- GOAL OF THE EXERCISE -
Locate each line below that contains the string "element" and copy it out. Treat the match as case-sensitive.

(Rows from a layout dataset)
☆ ☆ ☆ ☆ ☆

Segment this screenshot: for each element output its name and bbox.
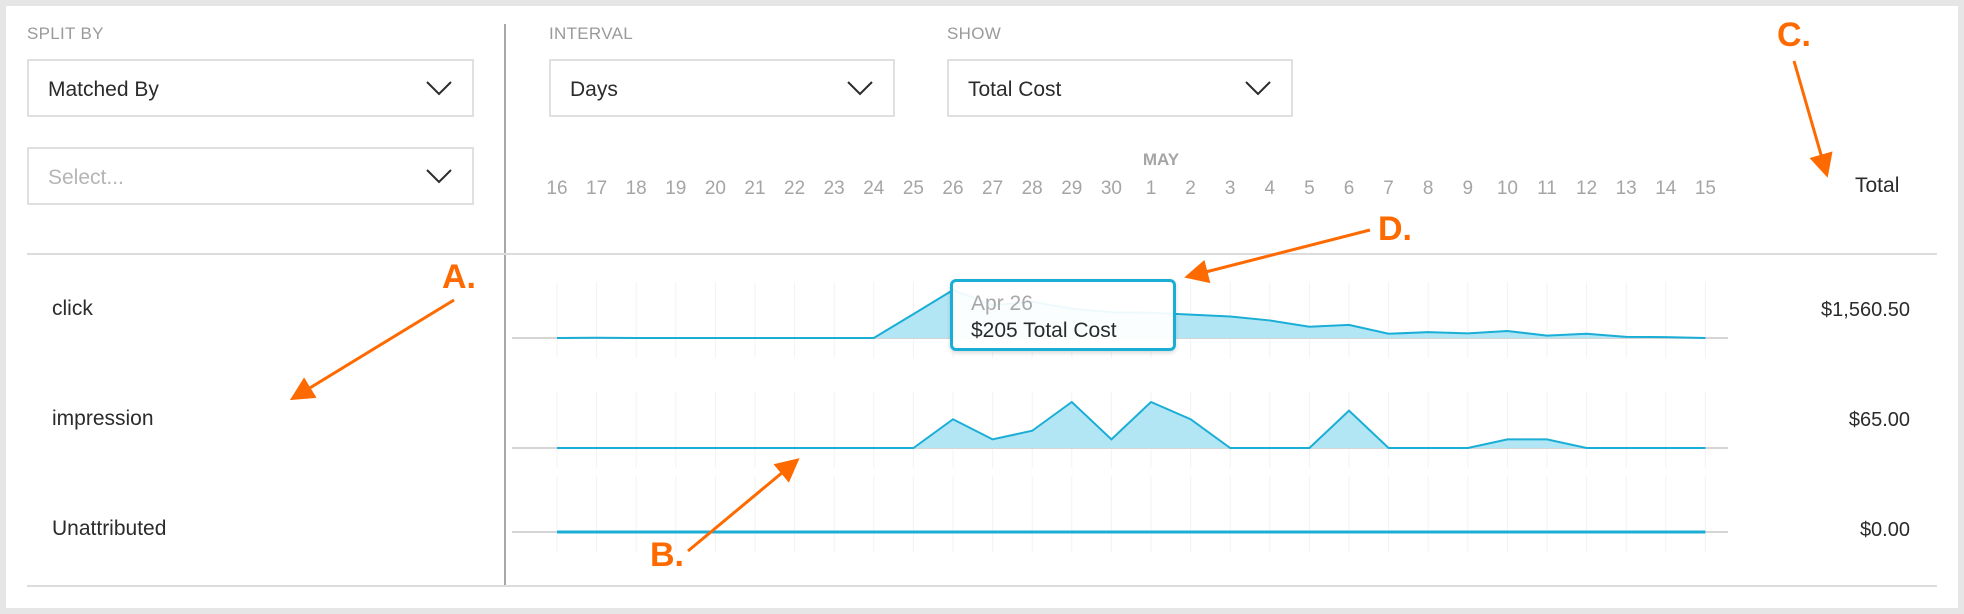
annotation-arrow-a bbox=[289, 298, 455, 401]
annotation-arrow-c bbox=[1792, 60, 1833, 178]
annotation-arrow-b bbox=[687, 458, 800, 553]
annotation-arrow-d bbox=[1184, 228, 1371, 284]
annotation-arrows bbox=[289, 60, 1833, 553]
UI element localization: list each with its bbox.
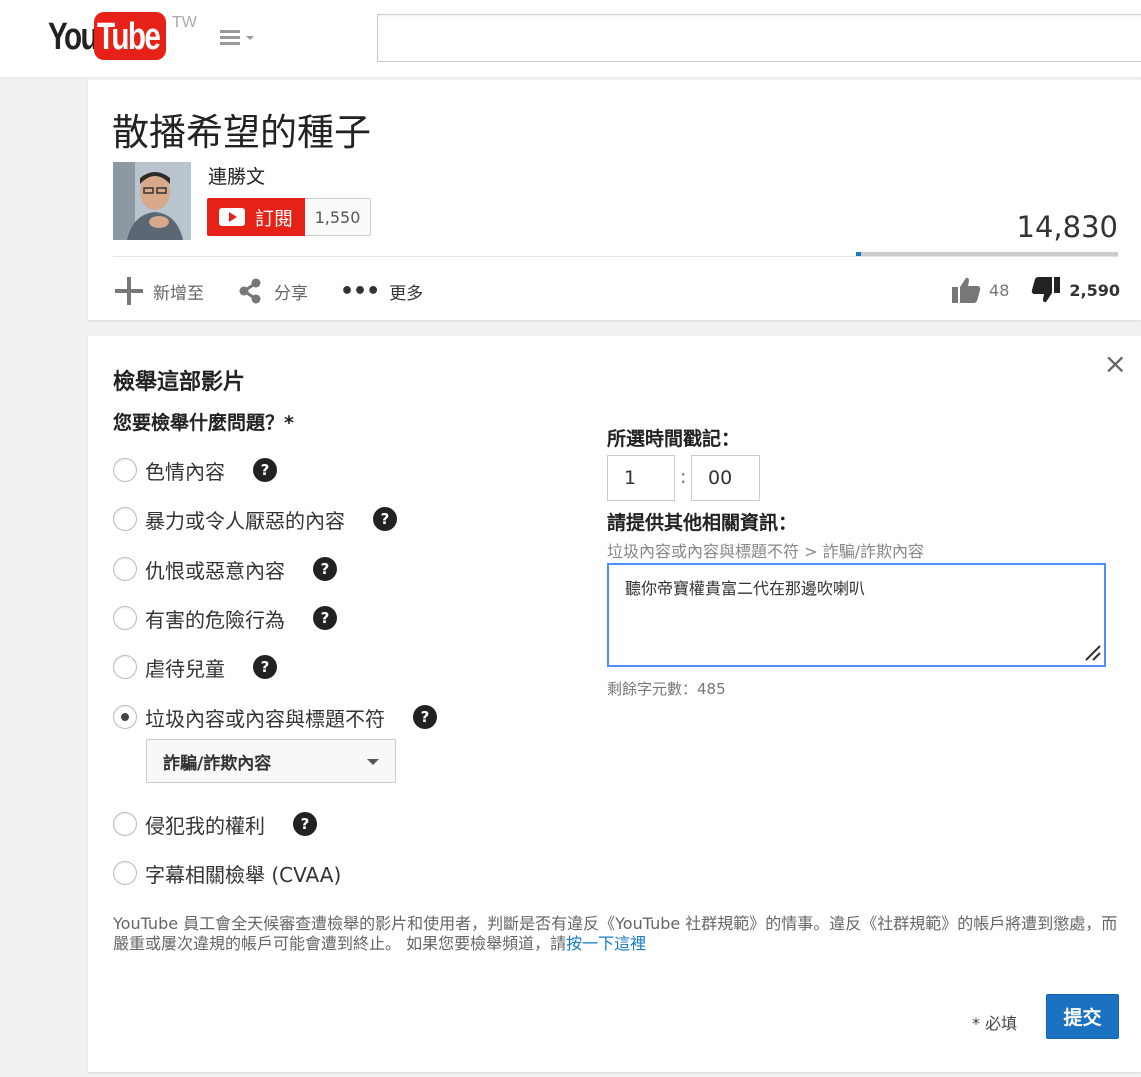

☆ ☆ ☆ ☆ ☆

- IN RESPONSE -
Segment this screenshot: for each element output its name and bbox.
UI element localization: list each with its bbox.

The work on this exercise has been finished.